Extracted records:
* Begin *

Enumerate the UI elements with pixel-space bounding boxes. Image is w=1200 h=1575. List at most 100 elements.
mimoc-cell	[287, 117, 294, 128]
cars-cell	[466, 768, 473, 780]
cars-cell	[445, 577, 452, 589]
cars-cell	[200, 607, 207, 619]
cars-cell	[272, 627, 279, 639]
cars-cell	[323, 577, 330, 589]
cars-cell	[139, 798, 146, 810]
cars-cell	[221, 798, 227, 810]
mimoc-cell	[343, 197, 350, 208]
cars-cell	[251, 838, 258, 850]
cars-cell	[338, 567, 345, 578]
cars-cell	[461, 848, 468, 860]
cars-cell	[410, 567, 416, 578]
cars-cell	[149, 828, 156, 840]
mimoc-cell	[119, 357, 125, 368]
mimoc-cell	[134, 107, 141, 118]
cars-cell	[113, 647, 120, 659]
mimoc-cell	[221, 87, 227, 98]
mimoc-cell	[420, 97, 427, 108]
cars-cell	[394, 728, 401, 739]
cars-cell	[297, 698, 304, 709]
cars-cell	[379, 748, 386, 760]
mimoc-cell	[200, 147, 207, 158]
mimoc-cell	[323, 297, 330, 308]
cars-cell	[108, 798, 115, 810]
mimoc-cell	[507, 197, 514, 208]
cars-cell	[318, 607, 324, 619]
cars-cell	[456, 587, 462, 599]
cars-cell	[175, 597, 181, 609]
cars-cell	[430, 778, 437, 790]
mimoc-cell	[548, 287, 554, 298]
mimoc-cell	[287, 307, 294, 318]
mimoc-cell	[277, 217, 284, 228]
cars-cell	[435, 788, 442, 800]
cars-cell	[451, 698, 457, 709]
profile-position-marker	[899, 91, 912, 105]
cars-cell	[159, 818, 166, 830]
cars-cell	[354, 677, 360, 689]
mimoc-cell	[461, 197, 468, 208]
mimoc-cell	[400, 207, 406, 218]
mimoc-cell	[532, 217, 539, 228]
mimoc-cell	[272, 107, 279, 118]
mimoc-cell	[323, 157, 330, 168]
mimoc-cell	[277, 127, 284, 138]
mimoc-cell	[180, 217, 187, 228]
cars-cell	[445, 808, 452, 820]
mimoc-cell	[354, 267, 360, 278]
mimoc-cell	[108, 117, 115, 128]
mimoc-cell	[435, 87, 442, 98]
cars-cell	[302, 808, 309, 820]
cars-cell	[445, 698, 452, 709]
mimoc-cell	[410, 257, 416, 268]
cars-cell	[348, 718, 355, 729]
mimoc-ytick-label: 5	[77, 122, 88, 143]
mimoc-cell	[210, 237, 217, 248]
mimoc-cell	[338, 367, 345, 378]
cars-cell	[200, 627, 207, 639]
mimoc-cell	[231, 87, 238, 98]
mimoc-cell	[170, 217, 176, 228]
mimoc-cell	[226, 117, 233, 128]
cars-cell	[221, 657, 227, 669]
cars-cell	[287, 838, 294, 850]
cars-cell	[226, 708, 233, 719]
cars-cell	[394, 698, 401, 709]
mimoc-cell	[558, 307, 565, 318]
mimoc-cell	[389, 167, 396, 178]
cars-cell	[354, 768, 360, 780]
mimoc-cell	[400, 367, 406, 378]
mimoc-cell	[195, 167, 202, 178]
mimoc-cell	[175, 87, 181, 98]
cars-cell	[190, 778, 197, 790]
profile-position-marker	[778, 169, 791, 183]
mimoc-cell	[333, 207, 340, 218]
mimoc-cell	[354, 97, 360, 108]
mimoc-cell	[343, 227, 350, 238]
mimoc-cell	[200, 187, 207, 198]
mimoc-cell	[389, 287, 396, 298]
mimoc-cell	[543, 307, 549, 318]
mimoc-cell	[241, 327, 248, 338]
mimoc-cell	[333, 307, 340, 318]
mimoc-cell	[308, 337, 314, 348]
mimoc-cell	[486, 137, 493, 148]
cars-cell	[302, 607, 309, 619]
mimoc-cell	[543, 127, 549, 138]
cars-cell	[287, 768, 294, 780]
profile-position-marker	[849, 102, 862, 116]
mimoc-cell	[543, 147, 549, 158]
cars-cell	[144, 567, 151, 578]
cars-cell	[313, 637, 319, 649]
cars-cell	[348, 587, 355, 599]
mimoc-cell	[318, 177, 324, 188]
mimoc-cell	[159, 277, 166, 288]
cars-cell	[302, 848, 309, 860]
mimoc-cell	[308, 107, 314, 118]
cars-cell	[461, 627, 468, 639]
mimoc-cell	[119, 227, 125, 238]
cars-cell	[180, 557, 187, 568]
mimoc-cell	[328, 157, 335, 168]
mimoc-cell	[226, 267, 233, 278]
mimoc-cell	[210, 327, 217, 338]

* End *

*Given task*: Extract every line of the listing above that contains the string "marker", treating uppercase and lowercase letters as distinct.

*Result for this exercise*:
profile-position-marker	[899, 91, 912, 105]
profile-position-marker	[778, 169, 791, 183]
profile-position-marker	[849, 102, 862, 116]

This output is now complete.